Given exercise
All entries are to be given again verbatim.
** START OF Available data **
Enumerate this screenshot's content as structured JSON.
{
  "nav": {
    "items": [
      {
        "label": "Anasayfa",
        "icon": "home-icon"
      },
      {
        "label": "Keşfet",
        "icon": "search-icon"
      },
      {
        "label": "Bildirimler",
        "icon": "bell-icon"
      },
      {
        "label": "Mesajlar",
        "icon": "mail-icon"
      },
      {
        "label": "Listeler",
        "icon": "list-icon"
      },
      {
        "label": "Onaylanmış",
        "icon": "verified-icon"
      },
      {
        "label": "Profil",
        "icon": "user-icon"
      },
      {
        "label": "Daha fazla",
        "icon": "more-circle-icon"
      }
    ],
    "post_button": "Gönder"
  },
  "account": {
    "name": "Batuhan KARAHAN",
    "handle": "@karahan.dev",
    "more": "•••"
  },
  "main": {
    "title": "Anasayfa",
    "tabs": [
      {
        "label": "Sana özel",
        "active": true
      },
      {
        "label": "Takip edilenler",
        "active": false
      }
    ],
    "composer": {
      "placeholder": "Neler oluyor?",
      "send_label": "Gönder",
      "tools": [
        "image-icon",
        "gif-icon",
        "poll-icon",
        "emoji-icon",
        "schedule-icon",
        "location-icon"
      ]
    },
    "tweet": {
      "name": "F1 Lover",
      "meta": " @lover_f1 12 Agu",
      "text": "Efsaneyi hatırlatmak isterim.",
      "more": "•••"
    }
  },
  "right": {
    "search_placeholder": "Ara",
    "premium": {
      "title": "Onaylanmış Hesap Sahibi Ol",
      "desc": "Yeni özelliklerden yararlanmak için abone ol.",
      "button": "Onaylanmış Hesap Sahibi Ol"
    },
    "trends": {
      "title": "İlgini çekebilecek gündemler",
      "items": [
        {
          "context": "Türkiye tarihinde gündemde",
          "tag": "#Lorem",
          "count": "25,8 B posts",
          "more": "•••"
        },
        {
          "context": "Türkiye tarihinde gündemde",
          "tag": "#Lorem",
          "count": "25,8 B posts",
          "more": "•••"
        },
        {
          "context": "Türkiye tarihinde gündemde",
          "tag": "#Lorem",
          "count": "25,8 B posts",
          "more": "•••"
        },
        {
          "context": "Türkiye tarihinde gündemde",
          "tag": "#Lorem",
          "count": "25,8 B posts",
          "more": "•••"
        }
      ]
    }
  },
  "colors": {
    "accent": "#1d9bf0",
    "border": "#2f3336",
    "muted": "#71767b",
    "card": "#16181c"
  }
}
** END OF Available data **
Result of this exercise
Enumerate this screenshot's content as structured JSON.
{
  "nav": {
    "items": [
      {
        "label": "Anasayfa",
        "icon": "home-icon"
      },
      {
        "label": "Keşfet",
        "icon": "search-icon"
      },
      {
        "label": "Bildirimler",
        "icon": "bell-icon"
      },
      {
        "label": "Mesajlar",
        "icon": "mail-icon"
      },
      {
        "label": "Listeler",
        "icon": "list-icon"
      },
      {
        "label": "Onaylanmış",
        "icon": "verified-icon"
      },
      {
        "label": "Profil",
        "icon": "user-icon"
      },
      {
        "label": "Daha fazla",
        "icon": "more-circle-icon"
      }
    ],
    "post_button": "Gönder"
  },
  "account": {
    "name": "Batuhan KARAHAN",
    "handle": "@karahan.dev",
    "more": "•••"
  },
  "main": {
    "title": "Anasayfa",
    "tabs": [
      {
        "label": "Sana özel",
        "active": true
      },
      {
        "label": "Takip edilenler",
        "active": false
      }
    ],
    "composer": {
      "placeholder": "Neler oluyor?",
      "send_label": "Gönder",
      "tools": [
        "image-icon",
        "gif-icon",
        "poll-icon",
        "emoji-icon",
        "schedule-icon",
        "location-icon"
      ]
    },
    "tweet": {
      "name": "F1 Lover",
      "meta": " @lover_f1 12 Agu",
      "text": "Efsaneyi hatırlatmak isterim.",
      "more": "•••"
    }
  },
  "right": {
    "search_placeholder": "Ara",
    "premium": {
      "title": "Onaylanmış Hesap Sahibi Ol",
      "desc": "Yeni özelliklerden yararlanmak için abone ol.",
      "button": "Onaylanmış Hesap Sahibi Ol"
    },
    "trends": {
      "title": "İlgini çekebilecek gündemler",
      "items": [
        {
          "context": "Türkiye tarihinde gündemde",
          "tag": "#Lorem",
          "count": "25,8 B posts",
          "more": "•••"
        },
        {
          "context": "Türkiye tarihinde gündemde",
          "tag": "#Lorem",
          "count": "25,8 B posts",
          "more": "•••"
        },
        {
          "context": "Türkiye tarihinde gündemde",
          "tag": "#Lorem",
          "count": "25,8 B posts",
          "more": "•••"
        },
        {
          "context": "Türkiye tarihinde gündemde",
          "tag": "#Lorem",
          "count": "25,8 B posts",
          "more": "•••"
        }
      ]
    }
  },
  "colors": {
    "accent": "#1d9bf0",
    "border": "#2f3336",
    "muted": "#71767b",
    "card": "#16181c"
  }
}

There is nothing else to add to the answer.